Existem outras fontes como, por exemplo, a declaração unilateral da vontade, como é o caso da promessa de recompensa. A propósito, diz o art. 854 do CC, in verbis: "Aquele que, por anúncios públicos, se comprometer a recompensar, ou gratificar, a quem preencha certa condição, ou desempenhe certo serviço, contrai obrigação de cumprir o prometido". Essa declaração feita publicamente é um elemento que dá nascimento à obrigação.

Um ato ilícito, aquele que provém de uma ação ou omissão culposa ou dolosa do agente, e que causa dano à vítima, também constitui fonte de obrigações.

Por isso, para Maria Helena Diniz, a fonte das obrigações "é o fato jurídico, uma vez que o fato jurídico lato sensu é o elemento que dá origem aos direitos subjetivos, dentre eles os obrigacionais, impulsionando a criação da relação jurídica e concretizando as normas de direito".2

A fonte das obrigações, portanto, é o comportamento humano e aí encontramos especialmente os contratos, as declarações unilaterais da vontade e os atos ilícitos. Portanto, três são as fontes das obrigações: contratos, declarações unilaterais da vontade e atos ilícitos.

#### MATERIAL FORNECIDO
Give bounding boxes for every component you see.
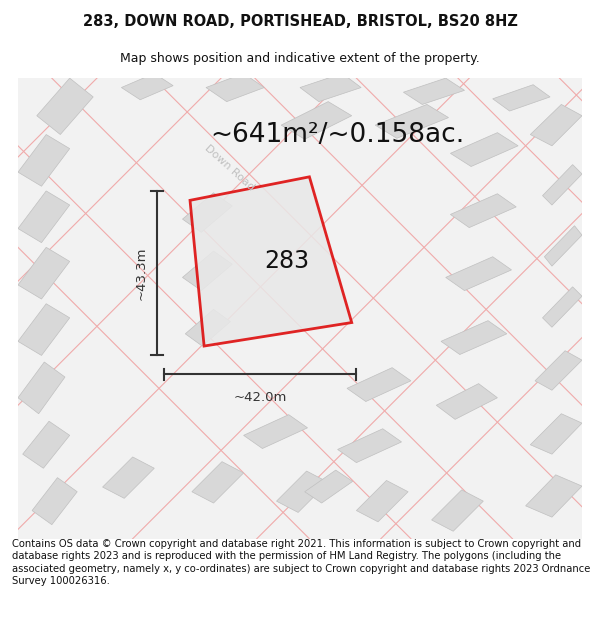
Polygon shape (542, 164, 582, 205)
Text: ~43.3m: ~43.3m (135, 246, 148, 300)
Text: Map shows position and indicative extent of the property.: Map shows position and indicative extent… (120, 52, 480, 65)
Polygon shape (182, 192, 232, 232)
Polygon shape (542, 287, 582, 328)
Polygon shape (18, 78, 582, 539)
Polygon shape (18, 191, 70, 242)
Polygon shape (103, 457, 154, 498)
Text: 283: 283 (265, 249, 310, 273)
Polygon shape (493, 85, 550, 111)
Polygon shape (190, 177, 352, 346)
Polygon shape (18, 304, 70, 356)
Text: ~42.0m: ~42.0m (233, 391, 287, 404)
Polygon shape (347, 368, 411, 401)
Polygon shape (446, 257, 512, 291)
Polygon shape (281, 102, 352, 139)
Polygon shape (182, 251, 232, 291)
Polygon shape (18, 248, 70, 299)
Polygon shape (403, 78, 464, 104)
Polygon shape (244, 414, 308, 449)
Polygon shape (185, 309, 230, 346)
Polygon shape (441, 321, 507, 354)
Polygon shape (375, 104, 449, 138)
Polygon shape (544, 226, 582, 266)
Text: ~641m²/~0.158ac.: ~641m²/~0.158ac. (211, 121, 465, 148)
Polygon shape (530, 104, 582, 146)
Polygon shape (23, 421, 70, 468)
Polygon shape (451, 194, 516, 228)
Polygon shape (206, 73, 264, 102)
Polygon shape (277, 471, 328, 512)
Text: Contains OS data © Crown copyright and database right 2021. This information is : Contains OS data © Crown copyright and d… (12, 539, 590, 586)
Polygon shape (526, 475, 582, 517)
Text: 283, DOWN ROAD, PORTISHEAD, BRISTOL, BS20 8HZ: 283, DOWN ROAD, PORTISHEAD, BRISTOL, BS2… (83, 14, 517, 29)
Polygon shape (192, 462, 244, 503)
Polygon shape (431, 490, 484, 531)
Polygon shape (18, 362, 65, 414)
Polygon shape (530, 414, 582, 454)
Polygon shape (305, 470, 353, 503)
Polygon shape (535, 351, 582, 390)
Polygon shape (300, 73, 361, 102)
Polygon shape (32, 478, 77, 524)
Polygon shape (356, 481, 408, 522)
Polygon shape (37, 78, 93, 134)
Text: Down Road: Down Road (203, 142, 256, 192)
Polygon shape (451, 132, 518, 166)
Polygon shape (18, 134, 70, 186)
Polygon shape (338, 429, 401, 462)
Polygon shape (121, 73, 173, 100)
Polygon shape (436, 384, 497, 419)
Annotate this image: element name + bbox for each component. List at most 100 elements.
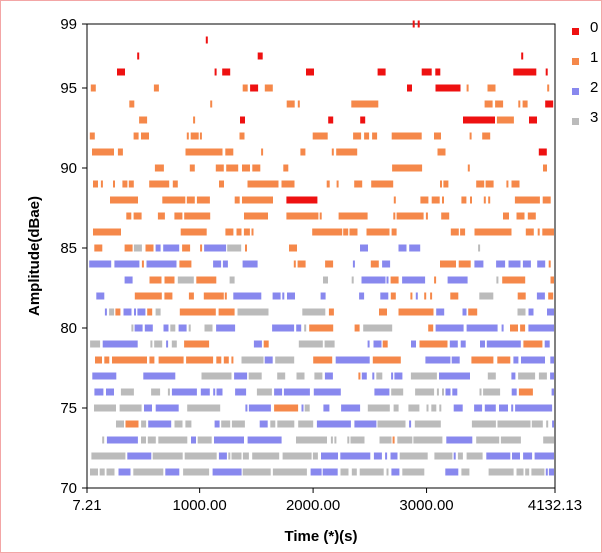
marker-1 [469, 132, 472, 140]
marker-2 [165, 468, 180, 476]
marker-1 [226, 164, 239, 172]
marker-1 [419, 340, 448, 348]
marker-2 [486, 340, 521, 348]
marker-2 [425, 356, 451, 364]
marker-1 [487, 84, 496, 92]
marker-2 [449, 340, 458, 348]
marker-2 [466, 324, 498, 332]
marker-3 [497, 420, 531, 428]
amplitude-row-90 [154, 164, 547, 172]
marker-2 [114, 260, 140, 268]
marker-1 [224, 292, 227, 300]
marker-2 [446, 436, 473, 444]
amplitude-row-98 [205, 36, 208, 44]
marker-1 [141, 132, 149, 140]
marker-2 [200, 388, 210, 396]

#### O QUE FAZER
Transcreva, sem alterações, o trecho do texto sobre as fontes das obrigações que vai de "Existem outras fontes" até "fonte de obrigações.".

#### RESPOSTA DA TAREFA
Existem outras fontes como, por exemplo, a declaração unilateral da vontade, como é o caso da promessa de recompensa. A propósito, diz o art. 854 do CC, in verbis: "Aquele que, por anúncios públicos, se comprometer a recompensar, ou gratificar, a quem preencha certa condição, ou desempenhe certo serviço, contrai obrigação de cumprir o prometido". Essa declaração feita publicamente é um elemento que dá nascimento à obrigação.

Um ato ilícito, aquele que provém de uma ação ou omissão culposa ou dolosa do agente, e que causa dano à vítima, também constitui fonte de obrigações.